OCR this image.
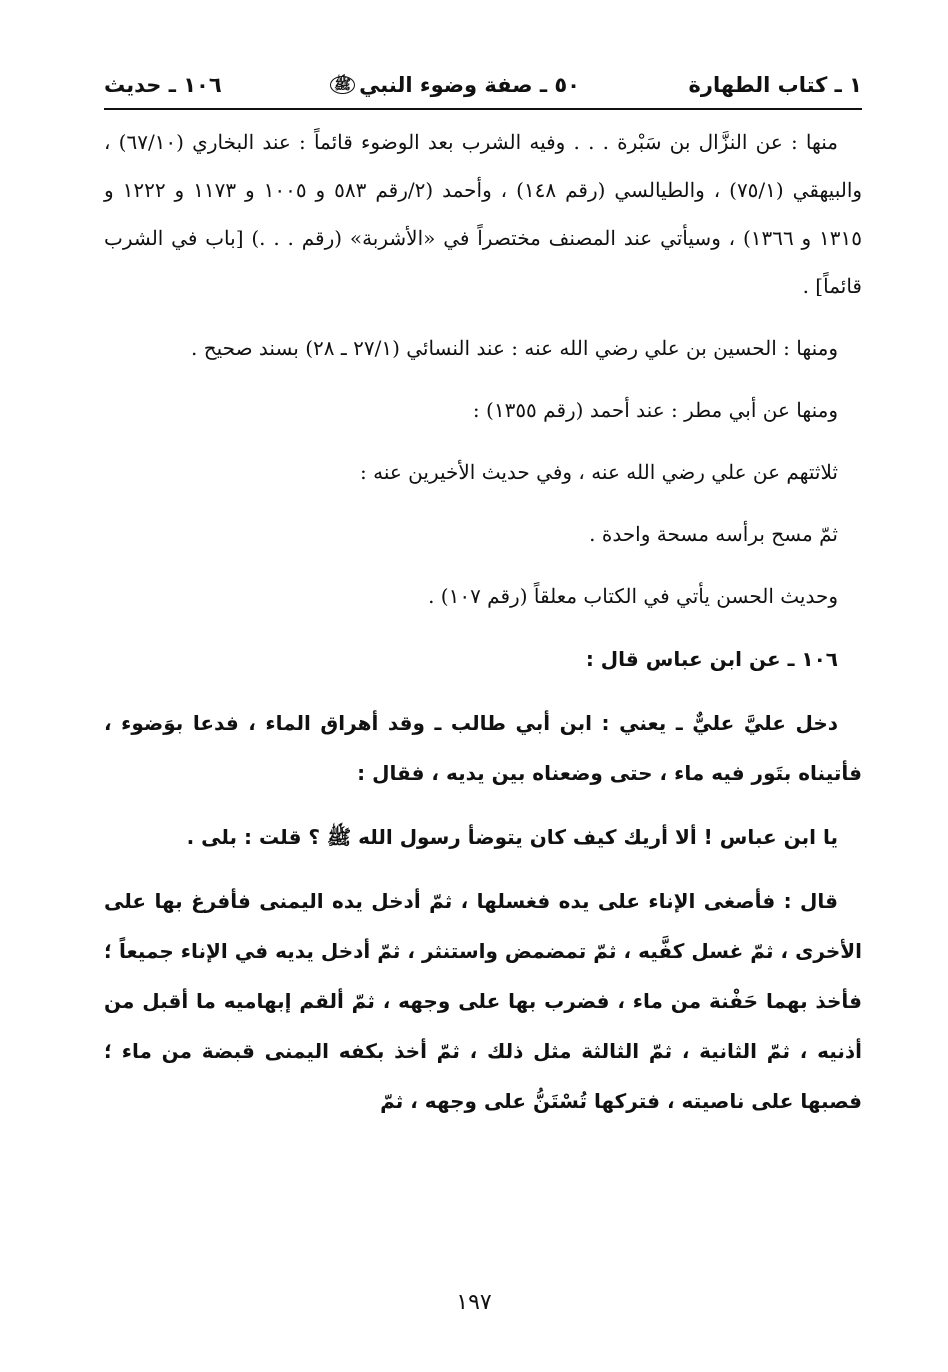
١ ـ كتاب الطهارة
٥٠ ـ صفة وضوء النبي
ﷺ
١٠٦ ـ حديث

منها : عن النزَّال بن سَبْرة . . . وفيه الشرب بعد الوضوء قائماً : عند البخاري (٦٧/١٠) ، والبيهقي (٧٥/١) ، والطيالسي (رقم ١٤٨) ، وأحمد (٢/رقم ٥٨٣ و ١٠٠٥ و ١١٧٣ و ١٢٢٢ و ١٣١٥ و ١٣٦٦) ، وسيأتي عند المصنف مختصراً في «الأشربة» (رقم . . .) [باب في الشرب قائماً] .

ومنها : الحسين بن علي رضي الله عنه : عند النسائي (٢٧/١ ـ ٢٨) بسند صحيح .

ومنها عن أبي مطر : عند أحمد (رقم ١٣٥٥) :

ثلاثتهم عن علي رضي الله عنه ، وفي حديث الأخيرين عنه :

ثمّ مسح برأسه مسحة واحدة .

وحديث الحسن يأتي في الكتاب معلقاً (رقم ١٠٧) .

١٠٦ ـ عن ابن عباس قال :

دخل عليَّ عليٌّ ـ يعني : ابن أبي طالب ـ وقد أهراق الماء ، فدعا بوَضوء ، فأتيناه بتَور فيه ماء ، حتى وضعناه بين يديه ، فقال :

يا ابن عباس ! ألا أريك كيف كان يتوضأ رسول الله ﷺ ؟ قلت : بلى .

قال : فأصغى الإناء على يده فغسلها ، ثمّ أدخل يده اليمنى فأفرغ بها على الأخرى ، ثمّ غسل كفَّيه ، ثمّ تمضمض واستنثر ، ثمّ أدخل يديه في الإناء جميعاً ؛ فأخذ بهما حَفْنة من ماء ، فضرب بها على وجهه ، ثمّ ألقم إبهاميه ما أقبل من أذنيه ، ثمّ الثانية ، ثمّ الثالثة مثل ذلك ، ثمّ أخذ بكفه اليمنى قبضة من ماء ؛ فصبها على ناصيته ، فتركها تُسْتَنُّ على وجهه ، ثمّ

١٩٧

○ ○ ○ ○ ○ ○ ○

■ **Written request**: Look through the data above. Find each line with the string "يديه" and copy it.

■ **Exercise response**:
دخل عليَّ عليٌّ ـ يعني : ابن أبي طالب ـ وقد أهراق الماء ، فدعا بوَضوء ، فأتيناه بتَور فيه ماء ، حتى وضعناه بين يديه ، فقال :
قال : فأصغى الإناء على يده فغسلها ، ثمّ أدخل يده اليمنى فأفرغ بها على الأخرى ، ثمّ غسل كفَّيه ، ثمّ تمضمض واستنثر ، ثمّ أدخل يديه في الإناء جميعاً ؛ فأخذ بهما حَفْنة من ماء ، فضرب بها على وجهه ، ثمّ ألقم إبهاميه ما أقبل من أذنيه ، ثمّ الثانية ، ثمّ الثالثة مثل ذلك ، ثمّ أخذ بكفه اليمنى قبضة من ماء ؛ فصبها على ناصيته ، فتركها تُسْتَنُّ على وجهه ، ثمّ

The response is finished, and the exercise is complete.